Copy out each line of the data that holds the word "khusus".

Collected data
┌──

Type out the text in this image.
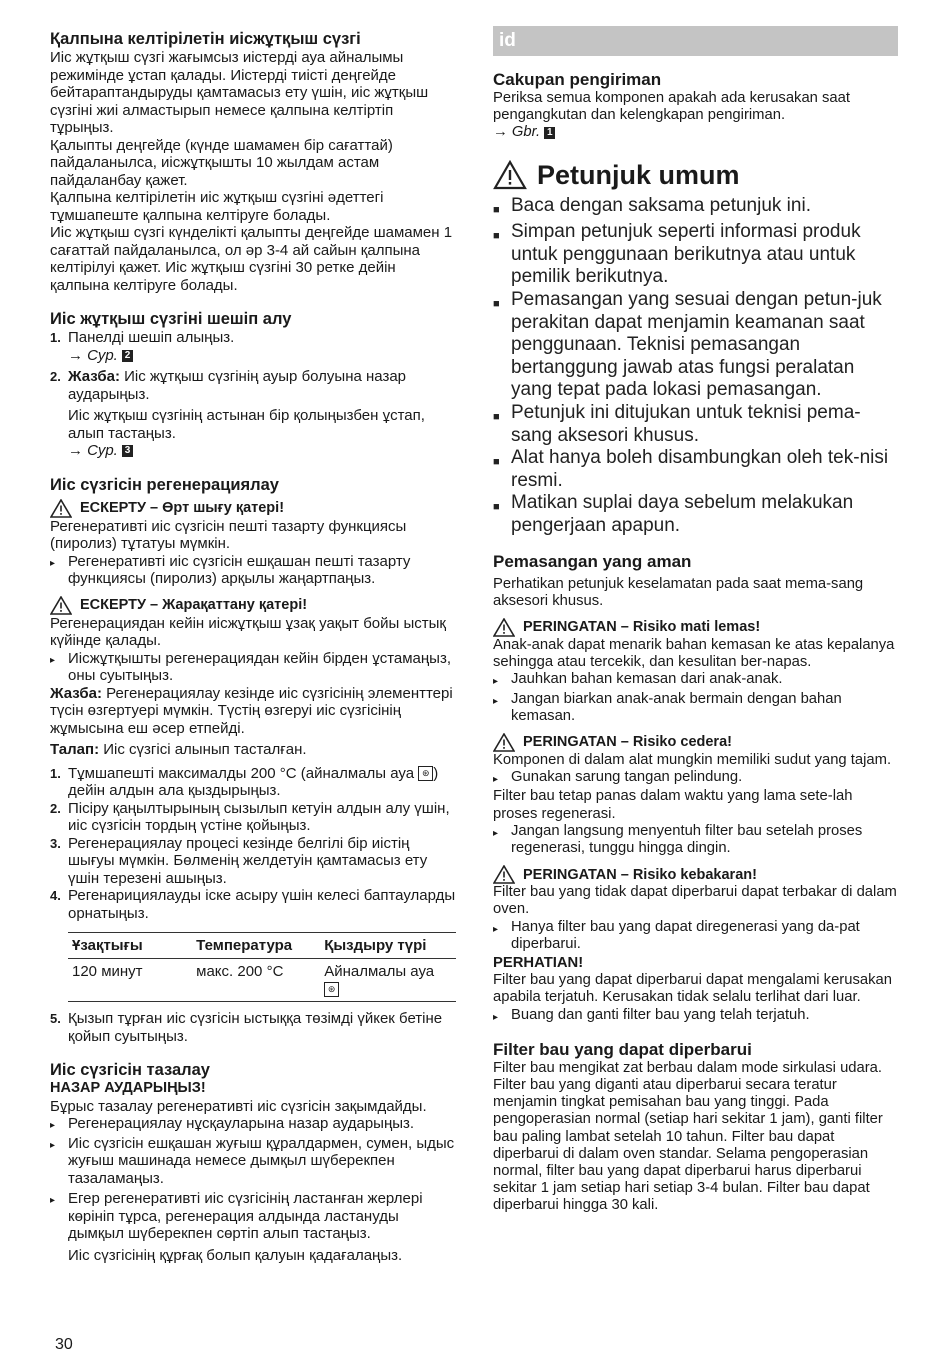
Қалпына келтірілетін иісжұтқыш сүзгі

Иіс жұтқыш сүзгі жағымсыз иістерді ауа айналымы режимінде ұстап қалады. Иістерді тиісті деңгейде бейтараптандыруды қамтамасыз ету үшін, иіс жұтқыш сүзгіні жиі алмастырып немесе қалпына келтіртіп тұрыңыз.

Қалыпты деңгейде (күнде шамамен бір сағаттай) пайдаланылса, иісжұтқышты 10 жылдам астам пайдаланбау қажет.

Қалпына келтірілетін иіс жұтқыш сүзгіні әдеттегі тұмшапеште қалпына келтіруге болады.

Иіс жұтқыш сүзгі күнделікті қалыпты деңгейде шамамен 1 сағаттай пайдаланылса, ол әр 3-4 ай сайын қалпына келтірілуі қажет. Иіс жұтқыш сүзгіні 30 ретке дейін қалпына келтіруге болады.

Иіс жұтқыш сүзгіні шешіп алу

1. Панелді шешіп алыңыз.
→ Сур. 2
2. Жазба: Иіс жұтқыш сүзгінің ауыр болуына назар аударыңыз.
Иіс жұтқыш сүзгінің астынан бір қолыңызбен ұстап, алып тастаңыз.
→ Сур. 3

Иіс сүзгісін регенерациялау

ЕСКЕРТУ – Өрт шығу қатері!

Регенеративті иіс сүзгісін пешті тазарту функциясы (пиролиз) тұтатуы мүмкін.

▸ Регенеративті иіс сүзгісін ешқашан пешті тазарту функциясы (пиролиз) арқылы жаңартпаңыз.
ЕСКЕРТУ – Жарақаттану қатері!

Регенерациядан кейін иісжұтқыш ұзақ уақыт бойы ыстық күйінде қалады.

▸ Иісжұтқышты регенерациядан кейін бірден ұстамаңыз, оны суытыңыз.

Жазба: Регенерациялау кезінде иіс сүзгісінің элементтері түсін өзгертуері мүмкін. Түстің өзгеруі иіс сүзгісінің жұмысына еш әсер етпейді.

Талап: Иіс сүзгісі алынып тасталған.

1. Тұмшапешті максималды 200 °C (айналмалы ауа ⊛ ) дейін алдын ала қыздырыңыз.
2. Пісіру қаңылтырының сызылып кетуін алдын алу үшін, иіс сүзгісін тордың үстіне қойыңыз.
3. Регенерациялау процесі кезінде белгілі бір иістің шығуы мүмкін. Бөлменің желдетуін қамтамасыз ету үшін терезені ашыңыз.
4. Регенарициялауды іске асыру үшін келесі баптауларды орнатыңыз.
Ұзақтығы	Температура	Қыздыру түрі
120 минут	макс. 200 °C	Айналмалы ауа ⊛
5. Қызып тұрған иіс сүзгісін ыстыққа төзімді үйкек бетіне қойып суытыңыз.

Иіс сүзгісін тазалау

НАЗАР АУДАРЫҢЫЗ!

Бұрыс тазалау регенеративті иіс сүзгісін зақымдайды.

▸ Регенерациялау нұсқауларына назар аударыңыз.
▸ Иіс сүзгісін ешқашан жуғыш құралдармен, сумен, ыдыс жуғыш машинада немесе дымқыл шүберекпен тазаламаңыз.
▸ Егер регенеративті иіс сүзгісінің ластанған жерлері көрініп тұрса, регенерация алдында ластануды дымқыл шүберекпен сөртіп алып тастаңыз.
Иіс сүзгісінің құрғақ болып қалуын қадағалаңыз.
id

Cakupan pengiriman

Periksa semua komponen apakah ada kerusakan saat pengangkutan dan kelengkapan pengiriman.

→ Gbr. 1
Petunjuk umum
■ Baca dengan saksama petunjuk ini.
■ Simpan petunjuk seperti informasi produk untuk penggunaan berikutnya atau untuk pemilik berikutnya.
■ Pemasangan yang sesuai dengan petun-juk perakitan dapat menjamin keamanan saat penggunaan. Teknisi pemasangan bertanggung jawab atas fungsi peralatan yang tepat pada lokasi pemasangan.
■ Petunjuk ini ditujukan untuk teknisi pema-sang aksesori khusus.
■ Alat hanya boleh disambungkan oleh tek-nisi resmi.
■ Matikan suplai daya sebelum melakukan pengerjaan apapun.

Pemasangan yang aman

Perhatikan petunjuk keselamatan pada saat mema-sang aksesori khusus.

PERINGATAN – Risiko mati lemas!

Anak-anak dapat menarik bahan kemasan ke atas kepalanya sehingga atau tercekik, dan kesulitan ber-napas.

▸ Jauhkan bahan kemasan dari anak-anak.
▸ Jangan biarkan anak-anak bermain dengan bahan kemasan.
PERINGATAN – Risiko cedera!

Komponen di dalam alat mungkin memiliki sudut yang tajam.

▸ Gunakan sarung tangan pelindung.

Filter bau tetap panas dalam waktu yang lama sete-lah proses regenerasi.

▸ Jangan langsung menyentuh filter bau setelah proses regenerasi, tunggu hingga dingin.
PERINGATAN – Risiko kebakaran!

Filter bau yang tidak dapat diperbarui dapat terbakar di dalam oven.

▸ Hanya filter bau yang dapat diregenerasi yang da-pat diperbarui.

PERHATIAN!

Filter bau yang dapat diperbarui dapat mengalami kerusakan apabila terjatuh. Kerusakan tidak selalu terlihat dari luar.

▸ Buang dan ganti filter bau yang telah terjatuh.

Filter bau yang dapat diperbarui

Filter bau mengikat zat berbau dalam mode sirkulasi udara. Filter bau yang diganti atau diperbarui secara teratur menjamin tingkat pemisahan bau yang tinggi. Pada pengoperasian normal (setiap hari sekitar 1 jam), ganti filter bau paling lambat setelah 10 tahun. Filter bau dapat diperbarui di dalam oven standar. Selama pengoperasian normal, filter bau yang dapat diperbarui harus diperbarui sekitar 1 jam setiap hari setiap 3-4 bulan. Filter bau dapat diperbarui hingga 30 kali.

30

└──

* Finished task
■ Petunjuk ini ditujukan untuk teknisi pema-sang aksesori khusus.
Perhatikan petunjuk keselamatan pada saat mema-sang aksesori khusus.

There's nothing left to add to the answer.